(Rows from a figure dataset)
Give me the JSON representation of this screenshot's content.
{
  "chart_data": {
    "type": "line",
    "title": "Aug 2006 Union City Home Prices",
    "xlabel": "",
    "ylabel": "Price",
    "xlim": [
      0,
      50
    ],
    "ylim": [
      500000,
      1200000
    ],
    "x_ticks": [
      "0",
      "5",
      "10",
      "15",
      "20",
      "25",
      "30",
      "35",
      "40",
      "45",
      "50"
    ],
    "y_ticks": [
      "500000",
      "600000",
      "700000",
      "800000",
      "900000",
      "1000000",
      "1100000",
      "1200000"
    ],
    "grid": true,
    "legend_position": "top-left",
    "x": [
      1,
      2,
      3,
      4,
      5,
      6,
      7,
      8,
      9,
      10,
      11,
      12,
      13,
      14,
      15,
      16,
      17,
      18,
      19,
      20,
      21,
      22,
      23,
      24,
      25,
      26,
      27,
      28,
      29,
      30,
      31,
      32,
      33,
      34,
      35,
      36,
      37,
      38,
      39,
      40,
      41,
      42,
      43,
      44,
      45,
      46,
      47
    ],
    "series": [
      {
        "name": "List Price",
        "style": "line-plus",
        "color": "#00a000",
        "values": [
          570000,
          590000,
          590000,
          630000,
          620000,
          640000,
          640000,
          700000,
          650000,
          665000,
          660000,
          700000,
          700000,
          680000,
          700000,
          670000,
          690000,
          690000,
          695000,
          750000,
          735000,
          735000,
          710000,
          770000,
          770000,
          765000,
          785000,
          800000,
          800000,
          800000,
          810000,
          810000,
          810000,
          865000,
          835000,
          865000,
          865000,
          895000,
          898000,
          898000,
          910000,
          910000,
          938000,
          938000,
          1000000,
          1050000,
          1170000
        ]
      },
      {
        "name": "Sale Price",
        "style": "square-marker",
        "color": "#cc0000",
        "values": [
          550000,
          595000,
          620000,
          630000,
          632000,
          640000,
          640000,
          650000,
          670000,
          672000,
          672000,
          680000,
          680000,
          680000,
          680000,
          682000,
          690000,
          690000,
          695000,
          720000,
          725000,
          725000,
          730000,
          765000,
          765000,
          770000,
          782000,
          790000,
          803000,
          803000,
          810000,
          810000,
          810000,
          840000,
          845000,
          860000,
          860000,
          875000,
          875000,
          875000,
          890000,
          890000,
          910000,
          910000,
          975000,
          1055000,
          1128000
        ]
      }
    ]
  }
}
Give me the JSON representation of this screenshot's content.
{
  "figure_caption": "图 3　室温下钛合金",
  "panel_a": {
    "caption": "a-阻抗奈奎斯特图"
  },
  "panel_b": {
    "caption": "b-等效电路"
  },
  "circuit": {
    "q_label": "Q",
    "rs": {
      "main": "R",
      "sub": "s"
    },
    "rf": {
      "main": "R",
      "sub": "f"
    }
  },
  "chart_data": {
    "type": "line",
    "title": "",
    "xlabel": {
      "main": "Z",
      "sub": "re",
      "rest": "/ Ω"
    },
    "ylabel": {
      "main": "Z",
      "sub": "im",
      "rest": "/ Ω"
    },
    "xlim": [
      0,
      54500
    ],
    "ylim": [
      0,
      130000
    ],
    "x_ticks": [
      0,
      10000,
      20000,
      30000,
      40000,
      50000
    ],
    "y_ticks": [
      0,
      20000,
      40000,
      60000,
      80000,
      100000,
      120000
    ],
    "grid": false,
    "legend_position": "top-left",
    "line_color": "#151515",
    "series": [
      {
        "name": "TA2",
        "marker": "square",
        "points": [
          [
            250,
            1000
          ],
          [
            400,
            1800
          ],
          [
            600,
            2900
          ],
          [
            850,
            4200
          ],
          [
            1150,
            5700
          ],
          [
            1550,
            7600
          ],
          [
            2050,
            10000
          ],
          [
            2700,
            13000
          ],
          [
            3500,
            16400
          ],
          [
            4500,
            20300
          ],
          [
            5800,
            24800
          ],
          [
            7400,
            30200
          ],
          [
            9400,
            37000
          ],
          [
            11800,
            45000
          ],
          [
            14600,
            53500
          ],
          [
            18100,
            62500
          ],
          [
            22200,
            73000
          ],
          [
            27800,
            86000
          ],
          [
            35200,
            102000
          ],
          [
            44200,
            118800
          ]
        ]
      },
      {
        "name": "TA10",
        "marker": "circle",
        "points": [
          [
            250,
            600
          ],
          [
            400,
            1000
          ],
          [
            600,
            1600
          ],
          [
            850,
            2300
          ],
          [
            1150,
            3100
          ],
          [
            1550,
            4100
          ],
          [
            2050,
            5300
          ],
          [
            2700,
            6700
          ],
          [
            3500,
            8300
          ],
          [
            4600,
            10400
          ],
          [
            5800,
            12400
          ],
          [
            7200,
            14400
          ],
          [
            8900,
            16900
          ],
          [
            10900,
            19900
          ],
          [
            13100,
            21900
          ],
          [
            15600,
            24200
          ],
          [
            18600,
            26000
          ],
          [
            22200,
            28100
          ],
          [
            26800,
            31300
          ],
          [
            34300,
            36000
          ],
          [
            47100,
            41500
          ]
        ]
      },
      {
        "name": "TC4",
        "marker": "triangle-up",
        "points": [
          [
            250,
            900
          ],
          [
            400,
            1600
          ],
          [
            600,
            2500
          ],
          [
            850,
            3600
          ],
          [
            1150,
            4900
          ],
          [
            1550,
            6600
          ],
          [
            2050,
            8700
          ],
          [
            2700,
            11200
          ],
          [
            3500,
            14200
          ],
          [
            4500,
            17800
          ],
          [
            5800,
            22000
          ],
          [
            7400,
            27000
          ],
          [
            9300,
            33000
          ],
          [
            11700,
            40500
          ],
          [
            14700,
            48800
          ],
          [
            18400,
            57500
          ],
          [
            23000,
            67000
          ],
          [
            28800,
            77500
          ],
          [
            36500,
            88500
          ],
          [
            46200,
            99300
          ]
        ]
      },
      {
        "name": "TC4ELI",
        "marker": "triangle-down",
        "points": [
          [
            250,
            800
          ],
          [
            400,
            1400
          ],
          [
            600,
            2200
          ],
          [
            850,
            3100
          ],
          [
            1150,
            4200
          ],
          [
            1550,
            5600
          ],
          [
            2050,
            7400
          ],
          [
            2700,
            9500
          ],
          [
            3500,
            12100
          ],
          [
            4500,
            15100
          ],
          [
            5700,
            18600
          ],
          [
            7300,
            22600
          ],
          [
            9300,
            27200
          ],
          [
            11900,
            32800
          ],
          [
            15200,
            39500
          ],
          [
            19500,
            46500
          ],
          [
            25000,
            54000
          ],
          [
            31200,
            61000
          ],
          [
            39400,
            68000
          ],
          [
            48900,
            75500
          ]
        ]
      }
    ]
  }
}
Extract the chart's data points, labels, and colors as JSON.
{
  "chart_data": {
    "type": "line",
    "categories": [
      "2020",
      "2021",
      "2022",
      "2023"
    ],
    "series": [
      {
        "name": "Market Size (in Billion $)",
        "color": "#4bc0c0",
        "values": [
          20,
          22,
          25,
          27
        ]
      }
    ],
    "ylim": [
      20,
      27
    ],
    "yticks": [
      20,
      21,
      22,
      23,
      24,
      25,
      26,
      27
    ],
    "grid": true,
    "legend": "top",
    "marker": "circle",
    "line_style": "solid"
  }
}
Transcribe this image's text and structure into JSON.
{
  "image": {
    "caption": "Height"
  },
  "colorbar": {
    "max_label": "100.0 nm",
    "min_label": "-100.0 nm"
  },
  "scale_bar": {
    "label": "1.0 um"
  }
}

[Stated problem] Write out the data exactly as it stands.

[Result for this exercise]
Give me the JSON representation of this screenshot's content.
{
  "chart_data": {
    "type": "line",
    "title": "Aug 2006 Union City Home Prices",
    "xlabel": "",
    "ylabel": "Price",
    "xlim": [
      0,
      50
    ],
    "ylim": [
      500000,
      1200000
    ],
    "x_ticks": [
      "0",
      "5",
      "10",
      "15",
      "20",
      "25",
      "30",
      "35",
      "40",
      "45",
      "50"
    ],
    "y_ticks": [
      "500000",
      "600000",
      "700000",
      "800000",
      "900000",
      "1000000",
      "1100000",
      "1200000"
    ],
    "grid": true,
    "legend_position": "top-left",
    "x": [
      1,
      2,
      3,
      4,
      5,
      6,
      7,
      8,
      9,
      10,
      11,
      12,
      13,
      14,
      15,
      16,
      17,
      18,
      19,
      20,
      21,
      22,
      23,
      24,
      25,
      26,
      27,
      28,
      29,
      30,
      31,
      32,
      33,
      34,
      35,
      36,
      37,
      38,
      39,
      40,
      41,
      42,
      43,
      44,
      45,
      46,
      47
    ],
    "series": [
      {
        "name": "List Price",
        "style": "line-plus",
        "color": "#00a000",
        "values": [
          570000,
          590000,
          590000,
          630000,
          620000,
          640000,
          640000,
          700000,
          650000,
          665000,
          660000,
          700000,
          700000,
          680000,
          700000,
          670000,
          690000,
          690000,
          695000,
          750000,
          735000,
          735000,
          710000,
          770000,
          770000,
          765000,
          785000,
          800000,
          800000,
          800000,
          810000,
          810000,
          810000,
          865000,
          835000,
          865000,
          865000,
          895000,
          898000,
          898000,
          910000,
          910000,
          938000,
          938000,
          1000000,
          1050000,
          1170000
        ]
      },
      {
        "name": "Sale Price",
        "style": "square-marker",
        "color": "#cc0000",
        "values": [
          550000,
          595000,
          620000,
          630000,
          632000,
          640000,
          640000,
          650000,
          670000,
          672000,
          672000,
          680000,
          680000,
          680000,
          680000,
          682000,
          690000,
          690000,
          695000,
          720000,
          725000,
          725000,
          730000,
          765000,
          765000,
          770000,
          782000,
          790000,
          803000,
          803000,
          810000,
          810000,
          810000,
          840000,
          845000,
          860000,
          860000,
          875000,
          875000,
          875000,
          890000,
          890000,
          910000,
          910000,
          975000,
          1055000,
          1128000
        ]
      }
    ]
  }
}
Give me the JSON representation of this screenshot's content.
{
  "figure_caption": "图 3　室温下钛合金",
  "panel_a": {
    "caption": "a-阻抗奈奎斯特图"
  },
  "panel_b": {
    "caption": "b-等效电路"
  },
  "circuit": {
    "q_label": "Q",
    "rs": {
      "main": "R",
      "sub": "s"
    },
    "rf": {
      "main": "R",
      "sub": "f"
    }
  },
  "chart_data": {
    "type": "line",
    "title": "",
    "xlabel": {
      "main": "Z",
      "sub": "re",
      "rest": "/ Ω"
    },
    "ylabel": {
      "main": "Z",
      "sub": "im",
      "rest": "/ Ω"
    },
    "xlim": [
      0,
      54500
    ],
    "ylim": [
      0,
      130000
    ],
    "x_ticks": [
      0,
      10000,
      20000,
      30000,
      40000,
      50000
    ],
    "y_ticks": [
      0,
      20000,
      40000,
      60000,
      80000,
      100000,
      120000
    ],
    "grid": false,
    "legend_position": "top-left",
    "line_color": "#151515",
    "series": [
      {
        "name": "TA2",
        "marker": "square",
        "points": [
          [
            250,
            1000
          ],
          [
            400,
            1800
          ],
          [
            600,
            2900
          ],
          [
            850,
            4200
          ],
          [
            1150,
            5700
          ],
          [
            1550,
            7600
          ],
          [
            2050,
            10000
          ],
          [
            2700,
            13000
          ],
          [
            3500,
            16400
          ],
          [
            4500,
            20300
          ],
          [
            5800,
            24800
          ],
          [
            7400,
            30200
          ],
          [
            9400,
            37000
          ],
          [
            11800,
            45000
          ],
          [
            14600,
            53500
          ],
          [
            18100,
            62500
          ],
          [
            22200,
            73000
          ],
          [
            27800,
            86000
          ],
          [
            35200,
            102000
          ],
          [
            44200,
            118800
          ]
        ]
      },
      {
        "name": "TA10",
        "marker": "circle",
        "points": [
          [
            250,
            600
          ],
          [
            400,
            1000
          ],
          [
            600,
            1600
          ],
          [
            850,
            2300
          ],
          [
            1150,
            3100
          ],
          [
            1550,
            4100
          ],
          [
            2050,
            5300
          ],
          [
            2700,
            6700
          ],
          [
            3500,
            8300
          ],
          [
            4600,
            10400
          ],
          [
            5800,
            12400
          ],
          [
            7200,
            14400
          ],
          [
            8900,
            16900
          ],
          [
            10900,
            19900
          ],
          [
            13100,
            21900
          ],
          [
            15600,
            24200
          ],
          [
            18600,
            26000
          ],
          [
            22200,
            28100
          ],
          [
            26800,
            31300
          ],
          [
            34300,
            36000
          ],
          [
            47100,
            41500
          ]
        ]
      },
      {
        "name": "TC4",
        "marker": "triangle-up",
        "points": [
          [
            250,
            900
          ],
          [
            400,
            1600
          ],
          [
            600,
            2500
          ],
          [
            850,
            3600
          ],
          [
            1150,
            4900
          ],
          [
            1550,
            6600
          ],
          [
            2050,
            8700
          ],
          [
            2700,
            11200
          ],
          [
            3500,
            14200
          ],
          [
            4500,
            17800
          ],
          [
            5800,
            22000
          ],
          [
            7400,
            27000
          ],
          [
            9300,
            33000
          ],
          [
            11700,
            40500
          ],
          [
            14700,
            48800
          ],
          [
            18400,
            57500
          ],
          [
            23000,
            67000
          ],
          [
            28800,
            77500
          ],
          [
            36500,
            88500
          ],
          [
            46200,
            99300
          ]
        ]
      },
      {
        "name": "TC4ELI",
        "marker": "triangle-down",
        "points": [
          [
            250,
            800
          ],
          [
            400,
            1400
          ],
          [
            600,
            2200
          ],
          [
            850,
            3100
          ],
          [
            1150,
            4200
          ],
          [
            1550,
            5600
          ],
          [
            2050,
            7400
          ],
          [
            2700,
            9500
          ],
          [
            3500,
            12100
          ],
          [
            4500,
            15100
          ],
          [
            5700,
            18600
          ],
          [
            7300,
            22600
          ],
          [
            9300,
            27200
          ],
          [
            11900,
            32800
          ],
          [
            15200,
            39500
          ],
          [
            19500,
            46500
          ],
          [
            25000,
            54000
          ],
          [
            31200,
            61000
          ],
          [
            39400,
            68000
          ],
          [
            48900,
            75500
          ]
        ]
      }
    ]
  }
}
Extract the chart's data points, labels, and colors as JSON.
{
  "chart_data": {
    "type": "line",
    "categories": [
      "2020",
      "2021",
      "2022",
      "2023"
    ],
    "series": [
      {
        "name": "Market Size (in Billion $)",
        "color": "#4bc0c0",
        "values": [
          20,
          22,
          25,
          27
        ]
      }
    ],
    "ylim": [
      20,
      27
    ],
    "yticks": [
      20,
      21,
      22,
      23,
      24,
      25,
      26,
      27
    ],
    "grid": true,
    "legend": "top",
    "marker": "circle",
    "line_style": "solid"
  }
}
Transcribe this image's text and structure into JSON.
{
  "image": {
    "caption": "Height"
  },
  "colorbar": {
    "max_label": "100.0 nm",
    "min_label": "-100.0 nm"
  },
  "scale_bar": {
    "label": "1.0 um"
  }
}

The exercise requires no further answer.